-- Written request --
Can you copy out the data exactly? Leave the images out.

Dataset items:
------------------------------------------------------------

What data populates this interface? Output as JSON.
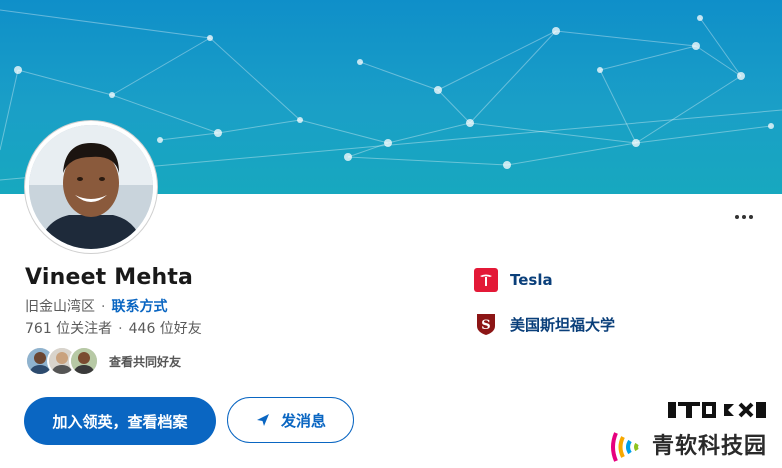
{
  "profile": {
    "name": "Vineet Mehta",
    "location": "旧金山湾区",
    "contact_link": "联系方式",
    "followers": "761 位关注者",
    "connections": "446 位好友",
    "separator": "·",
    "mutual_link": "查看共同好友"
  },
  "actions": {
    "join_label": "加入领英，查看档案",
    "message_label": "发消息"
  },
  "organizations": [
    {
      "name": "Tesla",
      "logo_color": "#e31937",
      "icon": "tesla-logo"
    },
    {
      "name": "美国斯坦福大学",
      "logo_color": "#ffffff",
      "icon": "stanford-logo"
    }
  ],
  "watermark": {
    "text": "青软科技园"
  },
  "colors": {
    "accent": "#0a66c2",
    "banner": "#1a9fc7"
  }
}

------------------------------------------------------------

-- The reply --
What data populates this interface? Output as JSON.
{
  "profile": {
    "name": "Vineet Mehta",
    "location": "旧金山湾区",
    "contact_link": "联系方式",
    "followers": "761 位关注者",
    "connections": "446 位好友",
    "separator": "·",
    "mutual_link": "查看共同好友"
  },
  "actions": {
    "join_label": "加入领英，查看档案",
    "message_label": "发消息"
  },
  "organizations": [
    {
      "name": "Tesla",
      "logo_color": "#e31937",
      "icon": "tesla-logo"
    },
    {
      "name": "美国斯坦福大学",
      "logo_color": "#ffffff",
      "icon": "stanford-logo"
    }
  ],
  "watermark": {
    "text": "青软科技园"
  },
  "colors": {
    "accent": "#0a66c2",
    "banner": "#1a9fc7"
  }
}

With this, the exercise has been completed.